* [TASK INSTRUCTIONS]
Wherever the string "Capacidade" occurs in a line of these records, report that line.

* [SUPPLIED RECORDS]
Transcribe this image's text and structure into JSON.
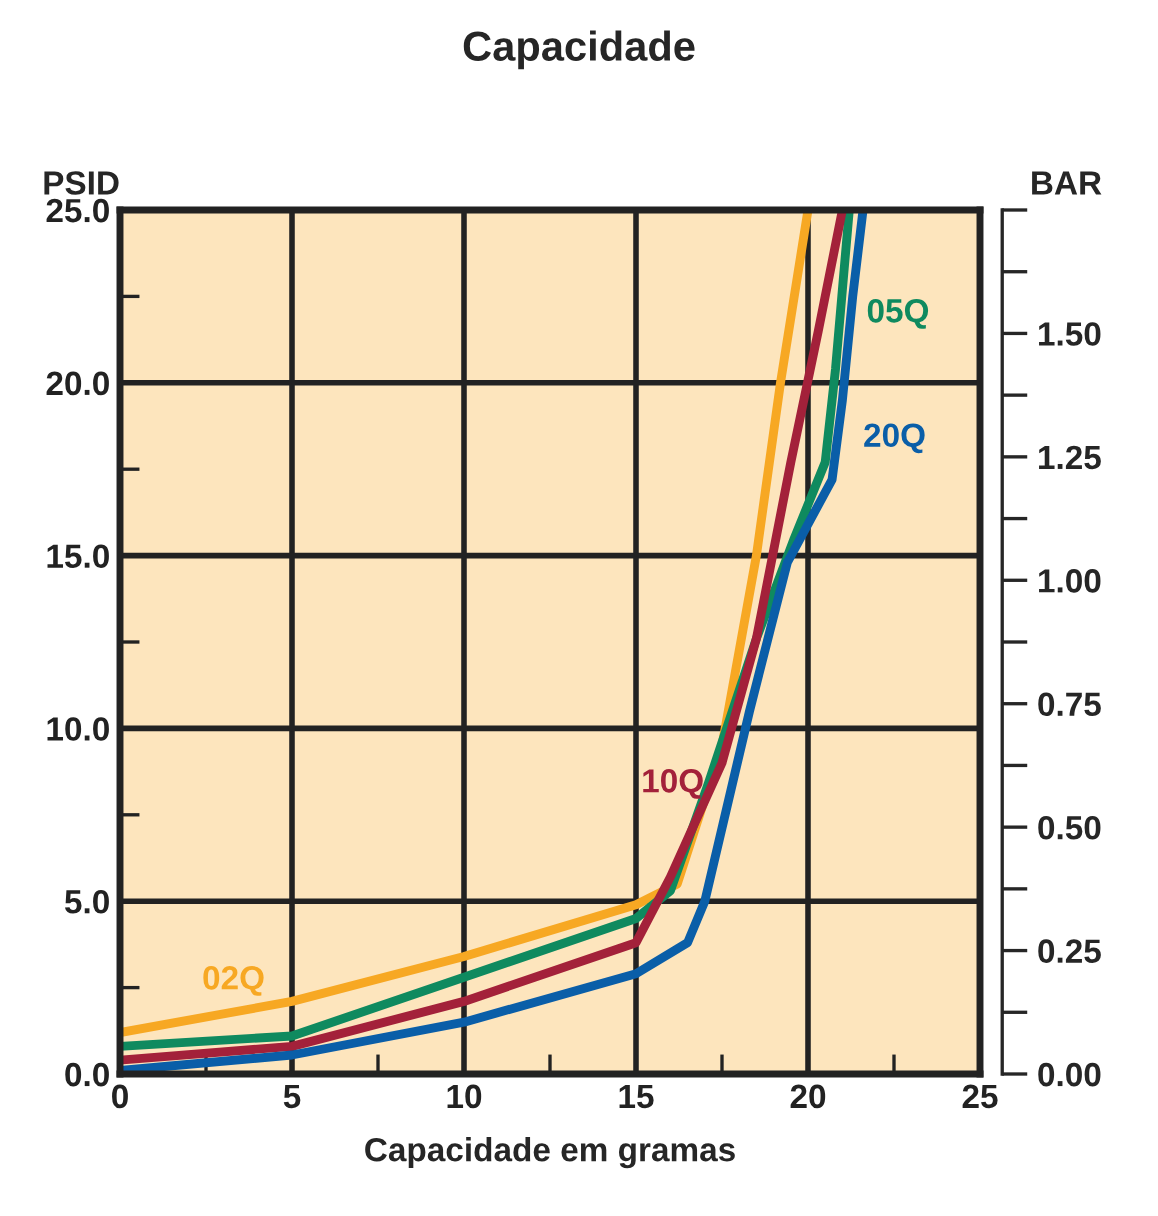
{
  "chart_data": {
    "type": "line",
    "title": "Capacidade",
    "xlabel": "Capacidade em gramas",
    "ylabel": "PSID",
    "y2label": "BAR",
    "xlim": [
      0,
      25
    ],
    "ylim": [
      0,
      25
    ],
    "y2lim": [
      0,
      1.75
    ],
    "xticks": [
      0,
      {
        "value": 2.5,
        "label": null
      },
      5,
      {
        "value": 7.5,
        "label": null
      },
      10,
      {
        "value": 12.5,
        "label": null
      },
      15,
      {
        "value": 17.5,
        "label": null
      },
      20,
      {
        "value": 22.5,
        "label": null
      },
      25
    ],
    "yticks": [
      {
        "value": 0,
        "label": "0.0"
      },
      {
        "value": 2.5,
        "label": null
      },
      {
        "value": 5,
        "label": "5.0"
      },
      {
        "value": 7.5,
        "label": null
      },
      {
        "value": 10,
        "label": "10.0"
      },
      {
        "value": 12.5,
        "label": null
      },
      {
        "value": 15,
        "label": "15.0"
      },
      {
        "value": 17.5,
        "label": null
      },
      {
        "value": 20,
        "label": "20.0"
      },
      {
        "value": 22.5,
        "label": null
      },
      {
        "value": 25,
        "label": "25.0"
      }
    ],
    "y2ticks": [
      {
        "value": 0,
        "label": "0.00"
      },
      {
        "value": 0.125,
        "label": null
      },
      {
        "value": 0.25,
        "label": "0.25"
      },
      {
        "value": 0.375,
        "label": null
      },
      {
        "value": 0.5,
        "label": "0.50"
      },
      {
        "value": 0.625,
        "label": null
      },
      {
        "value": 0.75,
        "label": "0.75"
      },
      {
        "value": 0.875,
        "label": null
      },
      {
        "value": 1.0,
        "label": "1.00"
      },
      {
        "value": 1.125,
        "label": null
      },
      {
        "value": 1.25,
        "label": "1.25"
      },
      {
        "value": 1.375,
        "label": null
      },
      {
        "value": 1.5,
        "label": "1.50"
      },
      {
        "value": 1.625,
        "label": null
      },
      {
        "value": 1.75,
        "label": null
      }
    ],
    "grid": true,
    "legend": false,
    "line_style": "solid",
    "marker": "none",
    "series": [
      {
        "name": "02Q",
        "color": "#f7a823",
        "x": [
          0,
          5,
          10,
          15,
          16.2,
          17.5,
          18.5,
          19.2,
          20.0
        ],
        "values": [
          1.2,
          2.1,
          3.4,
          4.9,
          5.5,
          9.5,
          15,
          20,
          25
        ]
      },
      {
        "name": "05Q",
        "color": "#0f8a5f",
        "x": [
          0,
          5,
          10,
          15,
          16.0,
          17.1,
          18.5,
          19.6,
          20.5,
          20.8,
          21.2
        ],
        "values": [
          0.8,
          1.1,
          2.8,
          4.5,
          5.3,
          8.4,
          12.6,
          15.5,
          17.7,
          20.4,
          25
        ]
      },
      {
        "name": "10Q",
        "color": "#a3213a",
        "x": [
          0,
          5,
          10,
          15,
          16.0,
          17.5,
          18.5,
          19.5,
          20.3,
          21.0
        ],
        "values": [
          0.4,
          0.8,
          2.1,
          3.8,
          5.7,
          9.0,
          12.6,
          17.7,
          21.5,
          25
        ]
      },
      {
        "name": "20Q",
        "color": "#0a5ea8",
        "x": [
          0,
          5,
          10,
          15,
          16.5,
          17.0,
          18.3,
          19.4,
          20.7,
          21.0,
          21.3,
          21.6
        ],
        "values": [
          0.1,
          0.55,
          1.5,
          2.9,
          3.8,
          5.0,
          10.5,
          14.8,
          17.2,
          19.5,
          22.5,
          25
        ]
      }
    ]
  }
}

* [ANSWER TO THIS TASK]
    "title": "Capacidade",
    "xlabel": "Capacidade em gramas",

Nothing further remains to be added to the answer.